Data shown:
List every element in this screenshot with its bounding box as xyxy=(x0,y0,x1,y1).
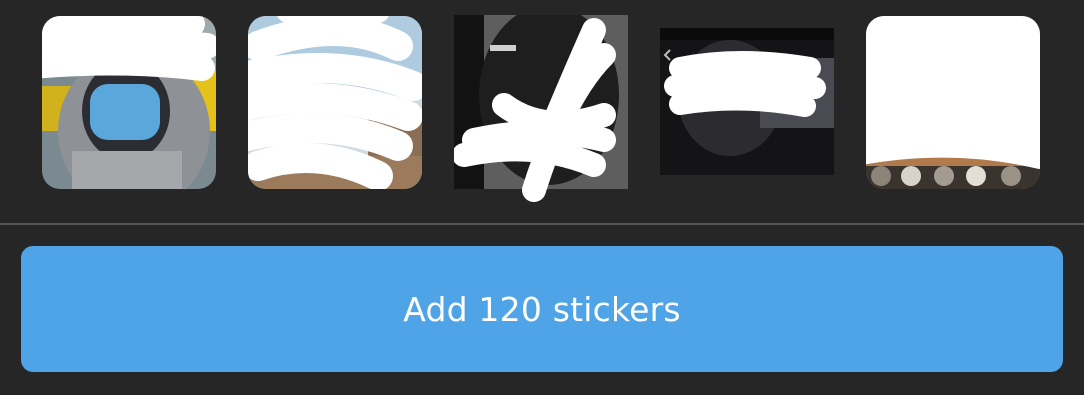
sticker-4[interactable] xyxy=(660,28,834,175)
add-stickers-button-label: Add 120 stickers xyxy=(403,289,681,329)
masked-person-sticker-icon xyxy=(42,16,216,189)
photo-collage-sticker-icon xyxy=(866,16,1040,189)
sticker-1[interactable] xyxy=(42,16,216,189)
sticker-2[interactable] xyxy=(248,16,422,189)
dark-video-frame-sticker-icon xyxy=(660,28,834,175)
outdoor-portrait-sticker-icon xyxy=(248,16,422,189)
sticker-pack-panel: Add 120 stickers xyxy=(0,0,1084,395)
dark-screenshot-sticker-icon xyxy=(454,15,628,202)
sticker-3[interactable] xyxy=(454,15,628,202)
add-stickers-button[interactable]: Add 120 stickers xyxy=(21,246,1063,372)
sticker-5[interactable] xyxy=(866,16,1040,189)
divider xyxy=(0,223,1084,225)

What the task asks: Rewrite the lines from the one containing "sticker-4[interactable] xyxy=(660,28,834,175)" through the one containing "add-stickers-button[interactable]: Add 120" as a numbered list, leaving out any blank lines.

Exercise result:
1. sticker-4[interactable] xyxy=(660,28,834,175)
2. add-stickers-button-label: Add 120 stickers xyxy=(403,289,681,329)
3. masked-person-sticker-icon xyxy=(42,16,216,189)
4. photo-collage-sticker-icon xyxy=(866,16,1040,189)
5. sticker-1[interactable] xyxy=(42,16,216,189)
6. sticker-2[interactable] xyxy=(248,16,422,189)
7. dark-video-frame-sticker-icon xyxy=(660,28,834,175)
8. outdoor-portrait-sticker-icon xyxy=(248,16,422,189)
9. sticker-pack-panel: Add 120 stickers xyxy=(0,0,1084,395)
10. dark-screenshot-sticker-icon xyxy=(454,15,628,202)
11. sticker-3[interactable] xyxy=(454,15,628,202)
12. add-stickers-button[interactable]: Add 120 stickers xyxy=(21,246,1063,372)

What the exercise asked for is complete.